→ **Task statement**
Repeat the entire listing exactly.

→ **Items**
• • •
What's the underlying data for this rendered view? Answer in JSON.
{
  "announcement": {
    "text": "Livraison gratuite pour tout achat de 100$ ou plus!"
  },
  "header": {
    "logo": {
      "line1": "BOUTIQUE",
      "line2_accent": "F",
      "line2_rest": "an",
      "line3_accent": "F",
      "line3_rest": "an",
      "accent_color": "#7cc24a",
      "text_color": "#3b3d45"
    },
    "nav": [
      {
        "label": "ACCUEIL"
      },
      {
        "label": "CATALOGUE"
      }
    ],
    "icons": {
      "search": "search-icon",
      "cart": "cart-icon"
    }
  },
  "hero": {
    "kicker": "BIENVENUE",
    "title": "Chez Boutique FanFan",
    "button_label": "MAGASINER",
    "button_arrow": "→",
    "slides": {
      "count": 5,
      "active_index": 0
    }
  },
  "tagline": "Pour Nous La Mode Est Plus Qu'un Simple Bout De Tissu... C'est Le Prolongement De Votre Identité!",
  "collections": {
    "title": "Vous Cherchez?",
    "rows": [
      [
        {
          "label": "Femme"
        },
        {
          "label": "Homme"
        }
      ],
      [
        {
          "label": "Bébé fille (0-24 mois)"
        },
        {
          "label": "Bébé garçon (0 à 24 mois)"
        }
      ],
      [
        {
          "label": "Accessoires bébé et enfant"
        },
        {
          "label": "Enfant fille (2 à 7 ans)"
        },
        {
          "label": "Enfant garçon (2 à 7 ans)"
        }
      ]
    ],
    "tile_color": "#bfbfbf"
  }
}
• • •
→ **Correct output**
What's the underlying data for this rendered view? Answer in JSON.
{
  "announcement": {
    "text": "Livraison gratuite pour tout achat de 100$ ou plus!"
  },
  "header": {
    "logo": {
      "line1": "BOUTIQUE",
      "line2_accent": "F",
      "line2_rest": "an",
      "line3_accent": "F",
      "line3_rest": "an",
      "accent_color": "#7cc24a",
      "text_color": "#3b3d45"
    },
    "nav": [
      {
        "label": "ACCUEIL"
      },
      {
        "label": "CATALOGUE"
      }
    ],
    "icons": {
      "search": "search-icon",
      "cart": "cart-icon"
    }
  },
  "hero": {
    "kicker": "BIENVENUE",
    "title": "Chez Boutique FanFan",
    "button_label": "MAGASINER",
    "button_arrow": "→",
    "slides": {
      "count": 5,
      "active_index": 0
    }
  },
  "tagline": "Pour Nous La Mode Est Plus Qu'un Simple Bout De Tissu... C'est Le Prolongement De Votre Identité!",
  "collections": {
    "title": "Vous Cherchez?",
    "rows": [
      [
        {
          "label": "Femme"
        },
        {
          "label": "Homme"
        }
      ],
      [
        {
          "label": "Bébé fille (0-24 mois)"
        },
        {
          "label": "Bébé garçon (0 à 24 mois)"
        }
      ],
      [
        {
          "label": "Accessoires bébé et enfant"
        },
        {
          "label": "Enfant fille (2 à 7 ans)"
        },
        {
          "label": "Enfant garçon (2 à 7 ans)"
        }
      ]
    ],
    "tile_color": "#bfbfbf"
  }
}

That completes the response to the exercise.